## WHAT TO PRODUCE
Restate the whole of the material. Keep every word, and drop the pictures.

## THE RECORDS
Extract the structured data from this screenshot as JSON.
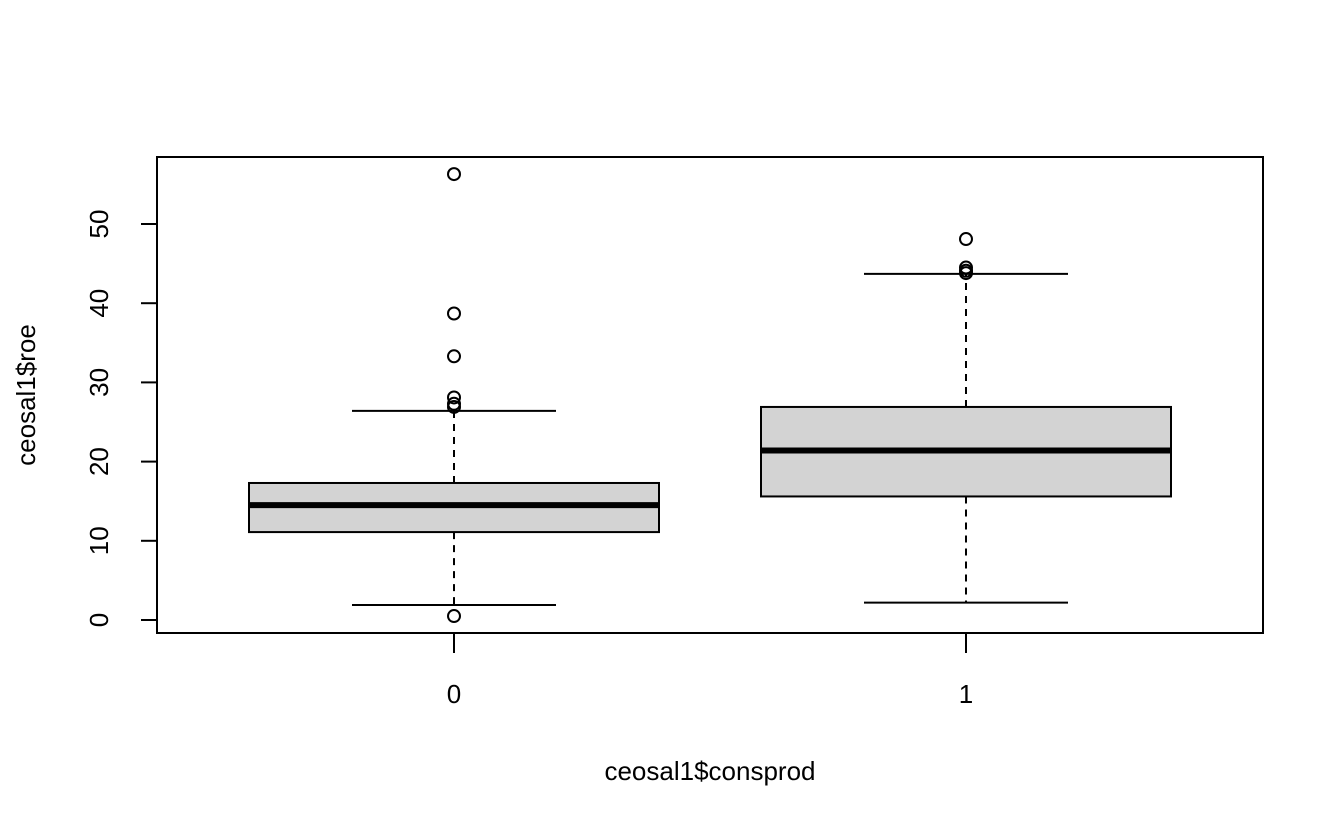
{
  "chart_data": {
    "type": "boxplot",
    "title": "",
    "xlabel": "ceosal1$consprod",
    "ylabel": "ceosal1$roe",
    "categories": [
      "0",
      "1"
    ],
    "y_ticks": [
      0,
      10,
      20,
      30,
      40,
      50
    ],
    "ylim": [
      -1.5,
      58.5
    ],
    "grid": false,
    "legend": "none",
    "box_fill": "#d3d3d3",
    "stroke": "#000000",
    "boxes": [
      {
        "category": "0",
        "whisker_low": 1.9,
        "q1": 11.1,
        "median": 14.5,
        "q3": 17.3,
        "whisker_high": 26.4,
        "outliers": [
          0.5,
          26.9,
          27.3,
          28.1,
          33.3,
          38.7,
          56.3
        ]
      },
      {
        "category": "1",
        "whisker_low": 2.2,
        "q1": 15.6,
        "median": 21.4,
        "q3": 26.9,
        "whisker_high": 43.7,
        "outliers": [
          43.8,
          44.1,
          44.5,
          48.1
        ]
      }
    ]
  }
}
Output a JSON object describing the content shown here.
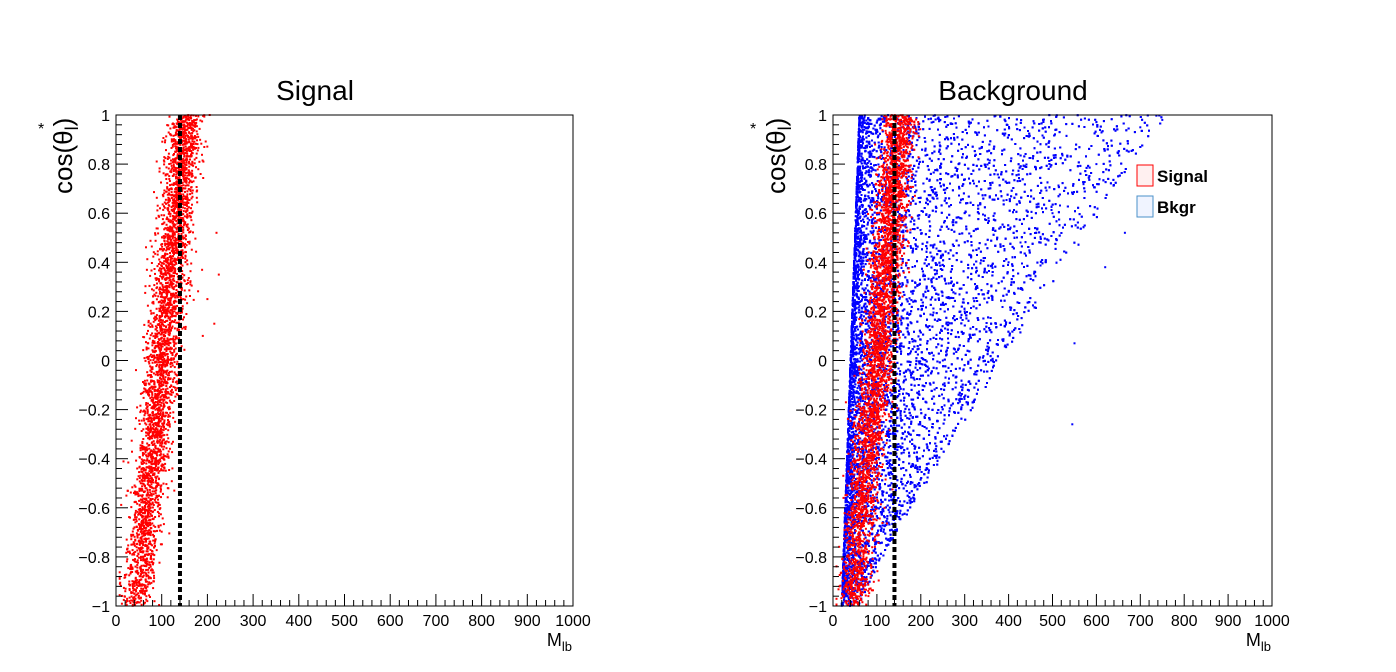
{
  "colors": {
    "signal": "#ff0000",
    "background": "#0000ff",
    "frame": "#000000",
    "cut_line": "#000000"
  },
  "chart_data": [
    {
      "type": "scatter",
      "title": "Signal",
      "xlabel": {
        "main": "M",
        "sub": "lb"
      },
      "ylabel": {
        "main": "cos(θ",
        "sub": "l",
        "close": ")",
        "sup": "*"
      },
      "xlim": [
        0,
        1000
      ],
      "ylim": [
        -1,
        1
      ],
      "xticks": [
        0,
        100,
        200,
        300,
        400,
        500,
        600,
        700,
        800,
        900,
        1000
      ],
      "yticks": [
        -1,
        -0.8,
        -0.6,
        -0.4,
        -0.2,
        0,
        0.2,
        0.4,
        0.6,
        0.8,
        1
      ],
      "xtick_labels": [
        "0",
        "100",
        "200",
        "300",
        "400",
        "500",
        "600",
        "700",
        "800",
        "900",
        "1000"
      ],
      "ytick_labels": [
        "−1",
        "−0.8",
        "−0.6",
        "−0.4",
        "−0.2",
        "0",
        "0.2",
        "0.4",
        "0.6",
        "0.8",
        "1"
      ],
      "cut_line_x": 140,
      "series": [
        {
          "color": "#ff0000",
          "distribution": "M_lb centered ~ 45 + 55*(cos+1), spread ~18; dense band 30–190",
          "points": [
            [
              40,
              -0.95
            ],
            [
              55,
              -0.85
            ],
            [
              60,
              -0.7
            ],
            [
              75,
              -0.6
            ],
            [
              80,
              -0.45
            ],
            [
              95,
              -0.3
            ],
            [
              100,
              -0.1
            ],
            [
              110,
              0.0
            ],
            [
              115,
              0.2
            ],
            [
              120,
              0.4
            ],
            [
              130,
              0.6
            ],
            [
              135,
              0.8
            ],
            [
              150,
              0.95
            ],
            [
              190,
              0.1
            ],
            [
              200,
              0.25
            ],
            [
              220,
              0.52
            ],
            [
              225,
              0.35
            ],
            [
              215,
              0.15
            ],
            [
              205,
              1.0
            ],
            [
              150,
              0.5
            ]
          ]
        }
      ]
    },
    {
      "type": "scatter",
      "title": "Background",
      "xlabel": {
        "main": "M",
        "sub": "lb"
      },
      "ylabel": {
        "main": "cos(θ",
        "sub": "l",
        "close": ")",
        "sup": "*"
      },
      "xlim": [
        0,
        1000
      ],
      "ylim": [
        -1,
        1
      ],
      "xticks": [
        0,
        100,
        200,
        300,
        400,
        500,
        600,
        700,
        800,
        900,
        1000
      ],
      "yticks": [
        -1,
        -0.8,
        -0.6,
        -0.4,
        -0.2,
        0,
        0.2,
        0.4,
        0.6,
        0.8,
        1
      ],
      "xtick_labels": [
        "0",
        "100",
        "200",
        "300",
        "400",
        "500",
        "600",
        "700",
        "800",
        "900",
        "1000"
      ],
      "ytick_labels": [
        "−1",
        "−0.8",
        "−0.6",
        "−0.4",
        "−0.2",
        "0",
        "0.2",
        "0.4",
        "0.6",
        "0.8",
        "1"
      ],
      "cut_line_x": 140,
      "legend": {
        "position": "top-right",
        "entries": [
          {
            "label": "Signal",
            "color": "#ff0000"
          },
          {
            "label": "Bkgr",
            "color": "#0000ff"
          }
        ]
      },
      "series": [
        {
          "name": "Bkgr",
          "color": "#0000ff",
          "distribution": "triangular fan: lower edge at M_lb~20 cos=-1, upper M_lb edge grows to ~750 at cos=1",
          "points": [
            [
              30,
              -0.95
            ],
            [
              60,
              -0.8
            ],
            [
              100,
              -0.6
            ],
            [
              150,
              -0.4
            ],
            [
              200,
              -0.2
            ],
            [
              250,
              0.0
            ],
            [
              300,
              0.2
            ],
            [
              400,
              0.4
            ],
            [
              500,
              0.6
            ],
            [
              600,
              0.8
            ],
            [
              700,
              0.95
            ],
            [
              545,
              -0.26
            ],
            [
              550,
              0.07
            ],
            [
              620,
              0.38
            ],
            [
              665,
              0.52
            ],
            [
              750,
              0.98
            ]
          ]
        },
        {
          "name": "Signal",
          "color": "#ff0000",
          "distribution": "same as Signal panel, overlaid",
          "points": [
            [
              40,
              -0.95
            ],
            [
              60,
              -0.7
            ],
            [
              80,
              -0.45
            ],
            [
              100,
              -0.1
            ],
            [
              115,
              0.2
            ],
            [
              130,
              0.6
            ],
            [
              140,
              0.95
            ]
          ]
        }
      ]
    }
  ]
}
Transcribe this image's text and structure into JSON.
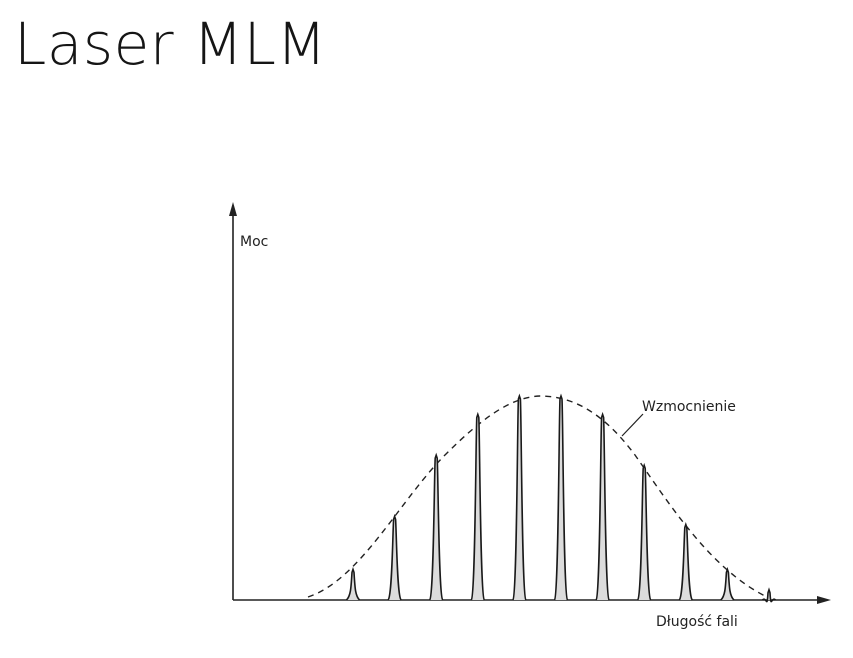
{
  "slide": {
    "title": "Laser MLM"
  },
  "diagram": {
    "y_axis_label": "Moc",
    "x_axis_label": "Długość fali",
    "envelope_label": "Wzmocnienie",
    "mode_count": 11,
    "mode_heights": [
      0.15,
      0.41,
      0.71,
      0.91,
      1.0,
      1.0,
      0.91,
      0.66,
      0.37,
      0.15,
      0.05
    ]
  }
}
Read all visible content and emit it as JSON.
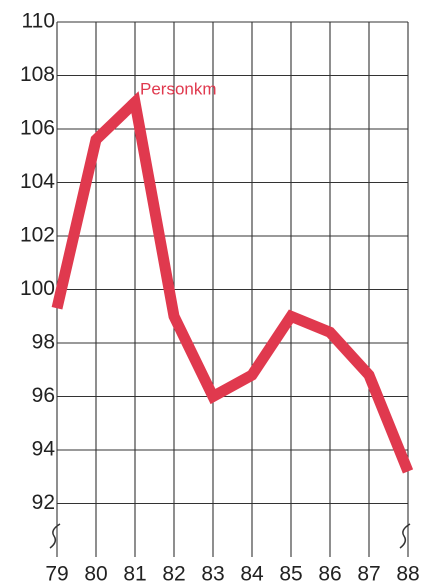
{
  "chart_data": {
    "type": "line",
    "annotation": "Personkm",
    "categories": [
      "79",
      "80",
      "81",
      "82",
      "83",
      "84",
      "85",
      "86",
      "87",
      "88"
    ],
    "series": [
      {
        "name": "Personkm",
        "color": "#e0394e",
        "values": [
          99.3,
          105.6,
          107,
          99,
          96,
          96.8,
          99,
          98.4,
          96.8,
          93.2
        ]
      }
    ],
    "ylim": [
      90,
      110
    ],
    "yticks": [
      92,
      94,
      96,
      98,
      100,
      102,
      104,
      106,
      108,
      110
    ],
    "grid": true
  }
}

## FULL OUTPUT
Extract the structured data from this screenshot as JSON.
{
  "chart_data": {
    "type": "boxplot",
    "title": "",
    "xlabel": "ceosal1$consprod",
    "ylabel": "ceosal1$roe",
    "categories": [
      "0",
      "1"
    ],
    "y_ticks": [
      0,
      10,
      20,
      30,
      40,
      50
    ],
    "ylim": [
      -1.5,
      58.5
    ],
    "grid": false,
    "legend": "none",
    "box_fill": "#d3d3d3",
    "stroke": "#000000",
    "boxes": [
      {
        "category": "0",
        "whisker_low": 1.9,
        "q1": 11.1,
        "median": 14.5,
        "q3": 17.3,
        "whisker_high": 26.4,
        "outliers": [
          0.5,
          26.9,
          27.3,
          28.1,
          33.3,
          38.7,
          56.3
        ]
      },
      {
        "category": "1",
        "whisker_low": 2.2,
        "q1": 15.6,
        "median": 21.4,
        "q3": 26.9,
        "whisker_high": 43.7,
        "outliers": [
          43.8,
          44.1,
          44.5,
          48.1
        ]
      }
    ]
  }
}
Output a JSON object describing the content shown here.
{
  "colors": {
    "signal": "#ff0000",
    "background": "#0000ff",
    "frame": "#000000",
    "cut_line": "#000000"
  },
  "chart_data": [
    {
      "type": "scatter",
      "title": "Signal",
      "xlabel": {
        "main": "M",
        "sub": "lb"
      },
      "ylabel": {
        "main": "cos(θ",
        "sub": "l",
        "close": ")",
        "sup": "*"
      },
      "xlim": [
        0,
        1000
      ],
      "ylim": [
        -1,
        1
      ],
      "xticks": [
        0,
        100,
        200,
        300,
        400,
        500,
        600,
        700,
        800,
        900,
        1000
      ],
      "yticks": [
        -1,
        -0.8,
        -0.6,
        -0.4,
        -0.2,
        0,
        0.2,
        0.4,
        0.6,
        0.8,
        1
      ],
      "xtick_labels": [
        "0",
        "100",
        "200",
        "300",
        "400",
        "500",
        "600",
        "700",
        "800",
        "900",
        "1000"
      ],
      "ytick_labels": [
        "−1",
        "−0.8",
        "−0.6",
        "−0.4",
        "−0.2",
        "0",
        "0.2",
        "0.4",
        "0.6",
        "0.8",
        "1"
      ],
      "cut_line_x": 140,
      "series": [
        {
          "color": "#ff0000",
          "distribution": "M_lb centered ~ 45 + 55*(cos+1), spread ~18; dense band 30–190",
          "points": [
            [
              40,
              -0.95
            ],
            [
              55,
              -0.85
            ],
            [
              60,
              -0.7
            ],
            [
              75,
              -0.6
            ],
            [
              80,
              -0.45
            ],
            [
              95,
              -0.3
            ],
            [
              100,
              -0.1
            ],
            [
              110,
              0.0
            ],
            [
              115,
              0.2
            ],
            [
              120,
              0.4
            ],
            [
              130,
              0.6
            ],
            [
              135,
              0.8
            ],
            [
              150,
              0.95
            ],
            [
              190,
              0.1
            ],
            [
              200,
              0.25
            ],
            [
              220,
              0.52
            ],
            [
              225,
              0.35
            ],
            [
              215,
              0.15
            ],
            [
              205,
              1.0
            ],
            [
              150,
              0.5
            ]
          ]
        }
      ]
    },
    {
      "type": "scatter",
      "title": "Background",
      "xlabel": {
        "main": "M",
        "sub": "lb"
      },
      "ylabel": {
        "main": "cos(θ",
        "sub": "l",
        "close": ")",
        "sup": "*"
      },
      "xlim": [
        0,
        1000
      ],
      "ylim": [
        -1,
        1
      ],
      "xticks": [
        0,
        100,
        200,
        300,
        400,
        500,
        600,
        700,
        800,
        900,
        1000
      ],
      "yticks": [
        -1,
        -0.8,
        -0.6,
        -0.4,
        -0.2,
        0,
        0.2,
        0.4,
        0.6,
        0.8,
        1
      ],
      "xtick_labels": [
        "0",
        "100",
        "200",
        "300",
        "400",
        "500",
        "600",
        "700",
        "800",
        "900",
        "1000"
      ],
      "ytick_labels": [
        "−1",
        "−0.8",
        "−0.6",
        "−0.4",
        "−0.2",
        "0",
        "0.2",
        "0.4",
        "0.6",
        "0.8",
        "1"
      ],
      "cut_line_x": 140,
      "legend": {
        "position": "top-right",
        "entries": [
          {
            "label": "Signal",
            "color": "#ff0000"
          },
          {
            "label": "Bkgr",
            "color": "#0000ff"
          }
        ]
      },
      "series": [
        {
          "name": "Bkgr",
          "color": "#0000ff",
          "distribution": "triangular fan: lower edge at M_lb~20 cos=-1, upper M_lb edge grows to ~750 at cos=1",
          "points": [
            [
              30,
              -0.95
            ],
            [
              60,
              -0.8
            ],
            [
              100,
              -0.6
            ],
            [
              150,
              -0.4
            ],
            [
              200,
              -0.2
            ],
            [
              250,
              0.0
            ],
            [
              300,
              0.2
            ],
            [
              400,
              0.4
            ],
            [
              500,
              0.6
            ],
            [
              600,
              0.8
            ],
            [
              700,
              0.95
            ],
            [
              545,
              -0.26
            ],
            [
              550,
              0.07
            ],
            [
              620,
              0.38
            ],
            [
              665,
              0.52
            ],
            [
              750,
              0.98
            ]
          ]
        },
        {
          "name": "Signal",
          "color": "#ff0000",
          "distribution": "same as Signal panel, overlaid",
          "points": [
            [
              40,
              -0.95
            ],
            [
              60,
              -0.7
            ],
            [
              80,
              -0.45
            ],
            [
              100,
              -0.1
            ],
            [
              115,
              0.2
            ],
            [
              130,
              0.6
            ],
            [
              140,
              0.95
            ]
          ]
        }
      ]
    }
  ]
}
Transcribe this image's text and structure into JSON.
{
  "slide": {
    "title": "Laser MLM"
  },
  "diagram": {
    "y_axis_label": "Moc",
    "x_axis_label": "Długość fali",
    "envelope_label": "Wzmocnienie",
    "mode_count": 11,
    "mode_heights": [
      0.15,
      0.41,
      0.71,
      0.91,
      1.0,
      1.0,
      0.91,
      0.66,
      0.37,
      0.15,
      0.05
    ]
  }
}
Read all visible content and emit it as JSON.
{
  "chart_data": {
    "type": "line",
    "annotation": "Personkm",
    "categories": [
      "79",
      "80",
      "81",
      "82",
      "83",
      "84",
      "85",
      "86",
      "87",
      "88"
    ],
    "series": [
      {
        "name": "Personkm",
        "color": "#e0394e",
        "values": [
          99.3,
          105.6,
          107,
          99,
          96,
          96.8,
          99,
          98.4,
          96.8,
          93.2
        ]
      }
    ],
    "ylim": [
      90,
      110
    ],
    "yticks": [
      92,
      94,
      96,
      98,
      100,
      102,
      104,
      106,
      108,
      110
    ],
    "grid": true
  }
}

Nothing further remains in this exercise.